Exercise goal: Please return the records below exactly as they stand, with the pictures removed.

Provided material below:

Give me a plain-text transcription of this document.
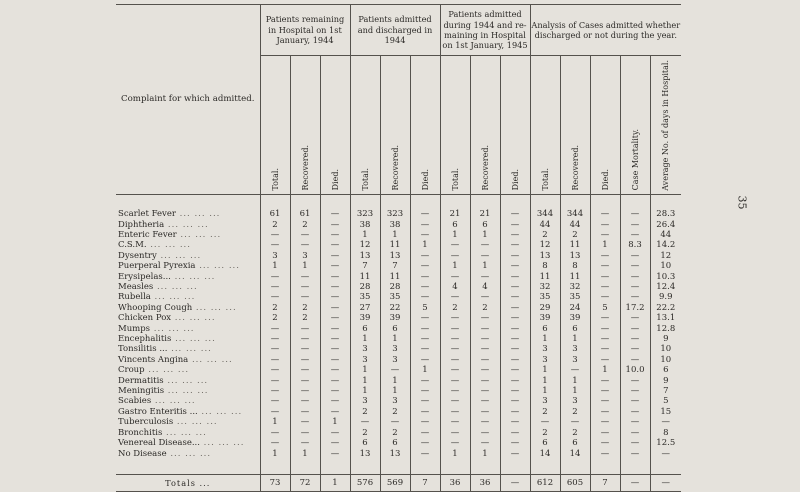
35
Complaint for which admitted.	Patients remaining in Hospital on 1st January, 1944			Patients admitted and discharged in 1944			Patients admitted during 1944 and re-maining in Hospital on 1st January, 1945			Analysis of Cases admitted whether discharged or not during the year.				
	Total.	Recovered.	Died.	Total.	Recovered.	Died.	Total.	Recovered.	Died.	Total.	Recovered.	Died.	Case Mortality.	Average No. of days in Hospital.

Scarlet Fever ... ... ...	61	61	—	323	323	—	21	21	—	344	344	—	—	28.3
Diphtheria ... ... ...	2	2	—	38	38	—	6	6	—	44	44	—	—	26.4
Enteric Fever ... ... ...	—	—	—	1	1	—	1	1	—	2	2	—	—	44
C.S.M. ... ... ...	—	—	—	12	11	1	—	—	—	12	11	1	8.3	14.2
Dysentry ... ... ...	3	3	—	13	13	—	—	—	—	13	13	—	—	12
Puerperal Pyrexia ... ... ...	1	1	—	7	7	—	1	1	—	8	8	—	—	10
Erysipelas... ... ... ...	—	—	—	11	11	—	—	—	—	11	11	—	—	10.3
Measles ... ... ...	—	—	—	28	28	—	4	4	—	32	32	—	—	12.4
Rubella ... ... ...	—	—	—	35	35	—	—	—	—	35	35	—	—	9.9
Whooping Cough ... ... ...	2	2	—	27	22	5	2	2	—	29	24	5	17.2	22.2
Chicken Pox ... ... ...	2	2	—	39	39	—	—	—	—	39	39	—	—	13.1
Mumps ... ... ...	—	—	—	6	6	—	—	—	—	6	6	—	—	12.8
Encephalitis ... ... ...	—	—	—	1	1	—	—	—	—	1	1	—	—	9
Tonsilitis ... ... ... ...	—	—	—	3	3	—	—	—	—	3	3	—	—	10
Vincents Angina ... ... ...	—	—	—	3	3	—	—	—	—	3	3	—	—	10
Croup ... ... ...	—	—	—	1	—	1	—	—	—	1	—	1	10.0	6
Dermatitis ... ... ...	—	—	—	1	1	—	—	—	—	1	1	—	—	9
Meningitis ... ... ...	—	—	—	1	1	—	—	—	—	1	1	—	—	7
Scabies ... ... ...	—	—	—	3	3	—	—	—	—	3	3	—	—	5
Gastro Enteritis ... ... ... ...	—	—	—	2	2	—	—	—	—	2	2	—	—	15
Tuberculosis ... ... ...	1	—	1	—	—	—	—	—	—	—	—	—	—	—
Bronchitis ... ... ...	—	—	—	2	2	—	—	—	—	2	2	—	—	8
Venereal Disease... ... ... ...	—	—	—	6	6	—	—	—	—	6	6	—	—	12.5
No Disease ... ... ...	1	1	—	13	13	—	1	1	—	14	14	—	—	—

Totals ...	73	72	1	576	569	7	36	36	—	612	605	7	—	—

End of Provided material.

Exercise response:
Give me a plain-text transcription of this document.
35
Complaint for which admitted.	Patients remaining in Hospital on 1st January, 1944			Patients admitted and discharged in 1944			Patients admitted during 1944 and re-maining in Hospital on 1st January, 1945			Analysis of Cases admitted whether discharged or not during the year.				
	Total.	Recovered.	Died.	Total.	Recovered.	Died.	Total.	Recovered.	Died.	Total.	Recovered.	Died.	Case Mortality.	Average No. of days in Hospital.

Scarlet Fever ... ... ...	61	61	—	323	323	—	21	21	—	344	344	—	—	28.3
Diphtheria ... ... ...	2	2	—	38	38	—	6	6	—	44	44	—	—	26.4
Enteric Fever ... ... ...	—	—	—	1	1	—	1	1	—	2	2	—	—	44
C.S.M. ... ... ...	—	—	—	12	11	1	—	—	—	12	11	1	8.3	14.2
Dysentry ... ... ...	3	3	—	13	13	—	—	—	—	13	13	—	—	12
Puerperal Pyrexia ... ... ...	1	1	—	7	7	—	1	1	—	8	8	—	—	10
Erysipelas... ... ... ...	—	—	—	11	11	—	—	—	—	11	11	—	—	10.3
Measles ... ... ...	—	—	—	28	28	—	4	4	—	32	32	—	—	12.4
Rubella ... ... ...	—	—	—	35	35	—	—	—	—	35	35	—	—	9.9
Whooping Cough ... ... ...	2	2	—	27	22	5	2	2	—	29	24	5	17.2	22.2
Chicken Pox ... ... ...	2	2	—	39	39	—	—	—	—	39	39	—	—	13.1
Mumps ... ... ...	—	—	—	6	6	—	—	—	—	6	6	—	—	12.8
Encephalitis ... ... ...	—	—	—	1	1	—	—	—	—	1	1	—	—	9
Tonsilitis ... ... ... ...	—	—	—	3	3	—	—	—	—	3	3	—	—	10
Vincents Angina ... ... ...	—	—	—	3	3	—	—	—	—	3	3	—	—	10
Croup ... ... ...	—	—	—	1	—	1	—	—	—	1	—	1	10.0	6
Dermatitis ... ... ...	—	—	—	1	1	—	—	—	—	1	1	—	—	9
Meningitis ... ... ...	—	—	—	1	1	—	—	—	—	1	1	—	—	7
Scabies ... ... ...	—	—	—	3	3	—	—	—	—	3	3	—	—	5
Gastro Enteritis ... ... ... ...	—	—	—	2	2	—	—	—	—	2	2	—	—	15
Tuberculosis ... ... ...	1	—	1	—	—	—	—	—	—	—	—	—	—	—
Bronchitis ... ... ...	—	—	—	2	2	—	—	—	—	2	2	—	—	8
Venereal Disease... ... ... ...	—	—	—	6	6	—	—	—	—	6	6	—	—	12.5
No Disease ... ... ...	1	1	—	13	13	—	1	1	—	14	14	—	—	—

Totals ...	73	72	1	576	569	7	36	36	—	612	605	7	—	—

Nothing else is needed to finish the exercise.